WHAT NEEDS TO BE DONE | The records that follow must be repeated verbatim, every one of them.
>> START
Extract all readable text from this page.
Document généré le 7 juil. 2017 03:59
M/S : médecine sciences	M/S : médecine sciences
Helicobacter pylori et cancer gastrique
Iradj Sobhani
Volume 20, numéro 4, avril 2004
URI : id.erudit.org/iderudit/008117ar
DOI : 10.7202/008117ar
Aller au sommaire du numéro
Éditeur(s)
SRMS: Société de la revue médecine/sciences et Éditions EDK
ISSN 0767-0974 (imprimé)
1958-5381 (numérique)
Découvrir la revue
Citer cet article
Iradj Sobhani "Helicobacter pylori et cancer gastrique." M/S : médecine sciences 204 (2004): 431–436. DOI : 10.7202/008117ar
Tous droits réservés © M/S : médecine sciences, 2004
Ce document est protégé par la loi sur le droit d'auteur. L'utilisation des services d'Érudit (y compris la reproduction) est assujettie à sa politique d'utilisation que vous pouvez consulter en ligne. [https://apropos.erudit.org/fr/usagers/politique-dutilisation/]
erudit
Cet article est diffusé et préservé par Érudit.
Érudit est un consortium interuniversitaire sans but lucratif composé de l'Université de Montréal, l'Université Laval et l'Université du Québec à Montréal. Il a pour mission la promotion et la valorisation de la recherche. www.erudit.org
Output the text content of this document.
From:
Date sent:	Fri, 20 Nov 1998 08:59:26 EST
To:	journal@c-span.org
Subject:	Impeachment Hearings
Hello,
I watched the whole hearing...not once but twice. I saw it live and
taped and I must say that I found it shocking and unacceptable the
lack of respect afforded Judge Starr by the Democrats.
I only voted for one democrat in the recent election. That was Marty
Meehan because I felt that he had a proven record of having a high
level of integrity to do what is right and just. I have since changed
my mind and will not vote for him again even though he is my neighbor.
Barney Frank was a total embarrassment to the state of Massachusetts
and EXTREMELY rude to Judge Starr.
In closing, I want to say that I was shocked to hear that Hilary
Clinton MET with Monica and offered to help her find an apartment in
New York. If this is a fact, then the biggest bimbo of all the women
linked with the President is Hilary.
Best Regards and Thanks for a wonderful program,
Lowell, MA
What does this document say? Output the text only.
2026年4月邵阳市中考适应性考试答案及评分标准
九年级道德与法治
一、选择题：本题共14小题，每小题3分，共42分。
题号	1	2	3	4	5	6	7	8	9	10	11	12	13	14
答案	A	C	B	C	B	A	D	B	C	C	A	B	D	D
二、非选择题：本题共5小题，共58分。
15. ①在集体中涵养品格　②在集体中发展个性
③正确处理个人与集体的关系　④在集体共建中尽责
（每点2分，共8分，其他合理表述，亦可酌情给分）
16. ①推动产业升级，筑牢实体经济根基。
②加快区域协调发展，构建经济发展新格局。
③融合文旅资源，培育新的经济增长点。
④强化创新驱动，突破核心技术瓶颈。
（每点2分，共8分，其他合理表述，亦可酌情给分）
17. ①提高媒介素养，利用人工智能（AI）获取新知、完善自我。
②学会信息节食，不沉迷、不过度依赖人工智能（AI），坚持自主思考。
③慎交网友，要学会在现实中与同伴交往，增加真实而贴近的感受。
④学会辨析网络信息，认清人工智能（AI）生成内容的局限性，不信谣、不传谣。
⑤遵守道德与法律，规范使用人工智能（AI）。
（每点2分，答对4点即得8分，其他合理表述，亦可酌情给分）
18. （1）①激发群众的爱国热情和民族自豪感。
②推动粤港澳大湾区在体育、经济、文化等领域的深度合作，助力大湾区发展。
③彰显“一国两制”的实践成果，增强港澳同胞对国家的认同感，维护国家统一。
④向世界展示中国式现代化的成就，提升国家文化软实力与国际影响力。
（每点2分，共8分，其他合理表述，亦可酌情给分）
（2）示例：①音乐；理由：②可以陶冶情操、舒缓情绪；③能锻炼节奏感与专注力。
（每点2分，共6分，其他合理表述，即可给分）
>> END
SOLUTION BELOW |
Extract all readable text from this page.
Document généré le 7 juil. 2017 03:59
M/S : médecine sciences	M/S : médecine sciences
Helicobacter pylori et cancer gastrique
Iradj Sobhani
Volume 20, numéro 4, avril 2004
URI : id.erudit.org/iderudit/008117ar
DOI : 10.7202/008117ar
Aller au sommaire du numéro
Éditeur(s)
SRMS: Société de la revue médecine/sciences et Éditions EDK
ISSN 0767-0974 (imprimé)
1958-5381 (numérique)
Découvrir la revue
Citer cet article
Iradj Sobhani "Helicobacter pylori et cancer gastrique." M/S : médecine sciences 204 (2004): 431–436. DOI : 10.7202/008117ar
Tous droits réservés © M/S : médecine sciences, 2004
Ce document est protégé par la loi sur le droit d'auteur. L'utilisation des services d'Érudit (y compris la reproduction) est assujettie à sa politique d'utilisation que vous pouvez consulter en ligne. [https://apropos.erudit.org/fr/usagers/politique-dutilisation/]
erudit
Cet article est diffusé et préservé par Érudit.
Érudit est un consortium interuniversitaire sans but lucratif composé de l'Université de Montréal, l'Université Laval et l'Université du Québec à Montréal. Il a pour mission la promotion et la valorisation de la recherche. www.erudit.org
Output the text content of this document.
From:
Date sent:	Fri, 20 Nov 1998 08:59:26 EST
To:	journal@c-span.org
Subject:	Impeachment Hearings
Hello,
I watched the whole hearing...not once but twice. I saw it live and
taped and I must say that I found it shocking and unacceptable the
lack of respect afforded Judge Starr by the Democrats.
I only voted for one democrat in the recent election. That was Marty
Meehan because I felt that he had a proven record of having a high
level of integrity to do what is right and just. I have since changed
my mind and will not vote for him again even though he is my neighbor.
Barney Frank was a total embarrassment to the state of Massachusetts
and EXTREMELY rude to Judge Starr.
In closing, I want to say that I was shocked to hear that Hilary
Clinton MET with Monica and offered to help her find an apartment in
New York. If this is a fact, then the biggest bimbo of all the women
linked with the President is Hilary.
Best Regards and Thanks for a wonderful program,
Lowell, MA
What does this document say? Output the text only.
2026年4月邵阳市中考适应性考试答案及评分标准
九年级道德与法治
一、选择题：本题共14小题，每小题3分，共42分。
题号	1	2	3	4	5	6	7	8	9	10	11	12	13	14
答案	A	C	B	C	B	A	D	B	C	C	A	B	D	D
二、非选择题：本题共5小题，共58分。
15. ①在集体中涵养品格　②在集体中发展个性
③正确处理个人与集体的关系　④在集体共建中尽责
（每点2分，共8分，其他合理表述，亦可酌情给分）
16. ①推动产业升级，筑牢实体经济根基。
②加快区域协调发展，构建经济发展新格局。
③融合文旅资源，培育新的经济增长点。
④强化创新驱动，突破核心技术瓶颈。
（每点2分，共8分，其他合理表述，亦可酌情给分）
17. ①提高媒介素养，利用人工智能（AI）获取新知、完善自我。
②学会信息节食，不沉迷、不过度依赖人工智能（AI），坚持自主思考。
③慎交网友，要学会在现实中与同伴交往，增加真实而贴近的感受。
④学会辨析网络信息，认清人工智能（AI）生成内容的局限性，不信谣、不传谣。
⑤遵守道德与法律，规范使用人工智能（AI）。
（每点2分，答对4点即得8分，其他合理表述，亦可酌情给分）
18. （1）①激发群众的爱国热情和民族自豪感。
②推动粤港澳大湾区在体育、经济、文化等领域的深度合作，助力大湾区发展。
③彰显“一国两制”的实践成果，增强港澳同胞对国家的认同感，维护国家统一。
④向世界展示中国式现代化的成就，提升国家文化软实力与国际影响力。
（每点2分，共8分，其他合理表述，亦可酌情给分）
（2）示例：①音乐；理由：②可以陶冶情操、舒缓情绪；③能锻炼节奏感与专注力。
（每点2分，共6分，其他合理表述，即可给分）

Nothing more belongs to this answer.